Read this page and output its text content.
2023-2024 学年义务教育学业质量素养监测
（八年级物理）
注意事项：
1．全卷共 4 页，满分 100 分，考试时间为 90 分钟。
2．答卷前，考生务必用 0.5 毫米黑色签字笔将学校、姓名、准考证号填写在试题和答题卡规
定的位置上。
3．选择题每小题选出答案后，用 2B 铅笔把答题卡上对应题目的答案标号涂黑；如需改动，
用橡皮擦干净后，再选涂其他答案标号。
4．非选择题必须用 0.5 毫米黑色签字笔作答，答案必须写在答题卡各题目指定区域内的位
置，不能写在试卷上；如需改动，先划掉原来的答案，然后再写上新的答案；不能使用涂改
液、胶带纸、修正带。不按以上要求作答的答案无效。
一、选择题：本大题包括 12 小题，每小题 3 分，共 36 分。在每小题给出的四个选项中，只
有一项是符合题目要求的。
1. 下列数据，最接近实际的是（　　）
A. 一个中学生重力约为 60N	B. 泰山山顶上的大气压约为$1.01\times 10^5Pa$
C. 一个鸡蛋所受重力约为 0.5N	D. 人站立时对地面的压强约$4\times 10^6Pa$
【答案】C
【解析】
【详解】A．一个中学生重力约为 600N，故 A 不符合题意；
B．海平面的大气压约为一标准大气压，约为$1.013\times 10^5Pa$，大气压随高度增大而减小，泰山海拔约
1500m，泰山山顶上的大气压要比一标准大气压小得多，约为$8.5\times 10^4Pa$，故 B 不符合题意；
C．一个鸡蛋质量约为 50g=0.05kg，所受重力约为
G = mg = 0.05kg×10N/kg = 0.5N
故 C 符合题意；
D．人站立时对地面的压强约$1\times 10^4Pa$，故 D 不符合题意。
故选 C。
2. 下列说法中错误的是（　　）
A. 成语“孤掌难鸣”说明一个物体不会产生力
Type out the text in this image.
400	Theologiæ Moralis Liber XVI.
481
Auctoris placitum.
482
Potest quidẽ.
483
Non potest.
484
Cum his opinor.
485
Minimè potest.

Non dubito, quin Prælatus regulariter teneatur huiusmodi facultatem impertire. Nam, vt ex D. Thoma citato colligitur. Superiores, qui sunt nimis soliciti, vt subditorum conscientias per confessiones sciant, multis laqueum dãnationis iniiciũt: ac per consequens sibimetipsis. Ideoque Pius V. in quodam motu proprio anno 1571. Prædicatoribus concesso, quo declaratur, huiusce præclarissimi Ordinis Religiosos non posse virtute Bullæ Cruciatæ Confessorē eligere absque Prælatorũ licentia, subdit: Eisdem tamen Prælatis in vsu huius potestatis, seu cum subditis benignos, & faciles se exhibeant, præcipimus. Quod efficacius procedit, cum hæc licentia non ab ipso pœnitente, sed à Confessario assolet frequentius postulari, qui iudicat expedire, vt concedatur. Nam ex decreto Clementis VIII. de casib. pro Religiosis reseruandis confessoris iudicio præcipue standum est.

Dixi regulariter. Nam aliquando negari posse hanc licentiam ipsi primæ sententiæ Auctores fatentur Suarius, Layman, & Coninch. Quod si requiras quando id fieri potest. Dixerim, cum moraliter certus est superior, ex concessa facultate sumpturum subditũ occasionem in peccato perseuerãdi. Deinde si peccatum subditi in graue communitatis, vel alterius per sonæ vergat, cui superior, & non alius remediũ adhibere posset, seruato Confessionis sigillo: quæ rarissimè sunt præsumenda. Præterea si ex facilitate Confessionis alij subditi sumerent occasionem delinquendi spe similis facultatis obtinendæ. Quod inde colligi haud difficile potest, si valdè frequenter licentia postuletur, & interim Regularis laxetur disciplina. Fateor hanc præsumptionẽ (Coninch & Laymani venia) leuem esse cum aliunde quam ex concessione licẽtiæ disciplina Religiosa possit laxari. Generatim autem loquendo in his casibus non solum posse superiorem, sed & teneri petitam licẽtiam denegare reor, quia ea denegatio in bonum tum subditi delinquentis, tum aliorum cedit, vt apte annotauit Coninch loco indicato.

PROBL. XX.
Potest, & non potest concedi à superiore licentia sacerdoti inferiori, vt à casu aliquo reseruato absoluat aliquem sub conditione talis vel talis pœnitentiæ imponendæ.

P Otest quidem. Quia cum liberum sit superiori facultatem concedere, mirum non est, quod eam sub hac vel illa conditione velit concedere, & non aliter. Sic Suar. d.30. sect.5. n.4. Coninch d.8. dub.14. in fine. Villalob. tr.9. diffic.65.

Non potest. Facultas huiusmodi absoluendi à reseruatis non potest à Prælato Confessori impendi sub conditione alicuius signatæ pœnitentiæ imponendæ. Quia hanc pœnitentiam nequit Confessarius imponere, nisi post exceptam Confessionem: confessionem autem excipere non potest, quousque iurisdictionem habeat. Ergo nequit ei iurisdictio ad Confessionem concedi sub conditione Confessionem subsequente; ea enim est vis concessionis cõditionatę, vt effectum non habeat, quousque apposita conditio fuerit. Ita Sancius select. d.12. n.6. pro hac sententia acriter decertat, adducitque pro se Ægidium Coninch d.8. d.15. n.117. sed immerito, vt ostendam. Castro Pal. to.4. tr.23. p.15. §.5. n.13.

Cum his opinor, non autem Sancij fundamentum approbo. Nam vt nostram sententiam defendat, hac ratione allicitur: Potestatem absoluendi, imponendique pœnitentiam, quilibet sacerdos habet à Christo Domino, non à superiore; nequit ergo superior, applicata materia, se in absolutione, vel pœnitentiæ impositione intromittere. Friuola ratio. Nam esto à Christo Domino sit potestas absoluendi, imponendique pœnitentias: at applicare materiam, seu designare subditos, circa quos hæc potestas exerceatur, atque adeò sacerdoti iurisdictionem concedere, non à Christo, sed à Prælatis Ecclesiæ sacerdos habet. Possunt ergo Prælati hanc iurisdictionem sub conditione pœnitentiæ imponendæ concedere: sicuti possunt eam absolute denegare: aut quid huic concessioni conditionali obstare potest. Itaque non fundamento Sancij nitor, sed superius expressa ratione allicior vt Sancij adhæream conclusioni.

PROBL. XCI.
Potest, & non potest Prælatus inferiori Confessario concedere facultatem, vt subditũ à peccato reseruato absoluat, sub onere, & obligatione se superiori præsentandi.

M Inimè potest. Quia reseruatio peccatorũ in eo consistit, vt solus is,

:::::

** What this task involves **
Restate the whole of the material exactly.

** Correct output **
Read this page and output its text content.
2023-2024 学年义务教育学业质量素养监测
（八年级物理）
注意事项：
1．全卷共 4 页，满分 100 分，考试时间为 90 分钟。
2．答卷前，考生务必用 0.5 毫米黑色签字笔将学校、姓名、准考证号填写在试题和答题卡规
定的位置上。
3．选择题每小题选出答案后，用 2B 铅笔把答题卡上对应题目的答案标号涂黑；如需改动，
用橡皮擦干净后，再选涂其他答案标号。
4．非选择题必须用 0.5 毫米黑色签字笔作答，答案必须写在答题卡各题目指定区域内的位
置，不能写在试卷上；如需改动，先划掉原来的答案，然后再写上新的答案；不能使用涂改
液、胶带纸、修正带。不按以上要求作答的答案无效。
一、选择题：本大题包括 12 小题，每小题 3 分，共 36 分。在每小题给出的四个选项中，只
有一项是符合题目要求的。
1. 下列数据，最接近实际的是（　　）
A. 一个中学生重力约为 60N	B. 泰山山顶上的大气压约为$1.01\times 10^5Pa$
C. 一个鸡蛋所受重力约为 0.5N	D. 人站立时对地面的压强约$4\times 10^6Pa$
【答案】C
【解析】
【详解】A．一个中学生重力约为 600N，故 A 不符合题意；
B．海平面的大气压约为一标准大气压，约为$1.013\times 10^5Pa$，大气压随高度增大而减小，泰山海拔约
1500m，泰山山顶上的大气压要比一标准大气压小得多，约为$8.5\times 10^4Pa$，故 B 不符合题意；
C．一个鸡蛋质量约为 50g=0.05kg，所受重力约为
G = mg = 0.05kg×10N/kg = 0.5N
故 C 符合题意；
D．人站立时对地面的压强约$1\times 10^4Pa$，故 D 不符合题意。
故选 C。
2. 下列说法中错误的是（　　）
A. 成语“孤掌难鸣”说明一个物体不会产生力
Type out the text in this image.
400	Theologiæ Moralis Liber XVI.
481
Auctoris placitum.
482
Potest quidẽ.
483
Non potest.
484
Cum his opinor.
485
Minimè potest.

Non dubito, quin Prælatus regulariter teneatur huiusmodi facultatem impertire. Nam, vt ex D. Thoma citato colligitur. Superiores, qui sunt nimis soliciti, vt subditorum conscientias per confessiones sciant, multis laqueum dãnationis iniiciũt: ac per consequens sibimetipsis. Ideoque Pius V. in quodam motu proprio anno 1571. Prædicatoribus concesso, quo declaratur, huiusce præclarissimi Ordinis Religiosos non posse virtute Bullæ Cruciatæ Confessorē eligere absque Prælatorũ licentia, subdit: Eisdem tamen Prælatis in vsu huius potestatis, seu cum subditis benignos, & faciles se exhibeant, præcipimus. Quod efficacius procedit, cum hæc licentia non ab ipso pœnitente, sed à Confessario assolet frequentius postulari, qui iudicat expedire, vt concedatur. Nam ex decreto Clementis VIII. de casib. pro Religiosis reseruandis confessoris iudicio præcipue standum est.

Dixi regulariter. Nam aliquando negari posse hanc licentiam ipsi primæ sententiæ Auctores fatentur Suarius, Layman, & Coninch. Quod si requiras quando id fieri potest. Dixerim, cum moraliter certus est superior, ex concessa facultate sumpturum subditũ occasionem in peccato perseuerãdi. Deinde si peccatum subditi in graue communitatis, vel alterius per sonæ vergat, cui superior, & non alius remediũ adhibere posset, seruato Confessionis sigillo: quæ rarissimè sunt præsumenda. Præterea si ex facilitate Confessionis alij subditi sumerent occasionem delinquendi spe similis facultatis obtinendæ. Quod inde colligi haud difficile potest, si valdè frequenter licentia postuletur, & interim Regularis laxetur disciplina. Fateor hanc præsumptionẽ (Coninch & Laymani venia) leuem esse cum aliunde quam ex concessione licẽtiæ disciplina Religiosa possit laxari. Generatim autem loquendo in his casibus non solum posse superiorem, sed & teneri petitam licẽtiam denegare reor, quia ea denegatio in bonum tum subditi delinquentis, tum aliorum cedit, vt apte annotauit Coninch loco indicato.

PROBL. XX.
Potest, & non potest concedi à superiore licentia sacerdoti inferiori, vt à casu aliquo reseruato absoluat aliquem sub conditione talis vel talis pœnitentiæ imponendæ.

P Otest quidem. Quia cum liberum sit superiori facultatem concedere, mirum non est, quod eam sub hac vel illa conditione velit concedere, & non aliter. Sic Suar. d.30. sect.5. n.4. Coninch d.8. dub.14. in fine. Villalob. tr.9. diffic.65.

Non potest. Facultas huiusmodi absoluendi à reseruatis non potest à Prælato Confessori impendi sub conditione alicuius signatæ pœnitentiæ imponendæ. Quia hanc pœnitentiam nequit Confessarius imponere, nisi post exceptam Confessionem: confessionem autem excipere non potest, quousque iurisdictionem habeat. Ergo nequit ei iurisdictio ad Confessionem concedi sub conditione Confessionem subsequente; ea enim est vis concessionis cõditionatę, vt effectum non habeat, quousque apposita conditio fuerit. Ita Sancius select. d.12. n.6. pro hac sententia acriter decertat, adducitque pro se Ægidium Coninch d.8. d.15. n.117. sed immerito, vt ostendam. Castro Pal. to.4. tr.23. p.15. §.5. n.13.

Cum his opinor, non autem Sancij fundamentum approbo. Nam vt nostram sententiam defendat, hac ratione allicitur: Potestatem absoluendi, imponendique pœnitentiam, quilibet sacerdos habet à Christo Domino, non à superiore; nequit ergo superior, applicata materia, se in absolutione, vel pœnitentiæ impositione intromittere. Friuola ratio. Nam esto à Christo Domino sit potestas absoluendi, imponendique pœnitentias: at applicare materiam, seu designare subditos, circa quos hæc potestas exerceatur, atque adeò sacerdoti iurisdictionem concedere, non à Christo, sed à Prælatis Ecclesiæ sacerdos habet. Possunt ergo Prælati hanc iurisdictionem sub conditione pœnitentiæ imponendæ concedere: sicuti possunt eam absolute denegare: aut quid huic concessioni conditionali obstare potest. Itaque non fundamento Sancij nitor, sed superius expressa ratione allicior vt Sancij adhæream conclusioni.

PROBL. XCI.
Potest, & non potest Prælatus inferiori Confessario concedere facultatem, vt subditũ à peccato reseruato absoluat, sub onere, & obligatione se superiori præsentandi.

M Inimè potest. Quia reseruatio peccatorũ in eo consistit, vt solus is,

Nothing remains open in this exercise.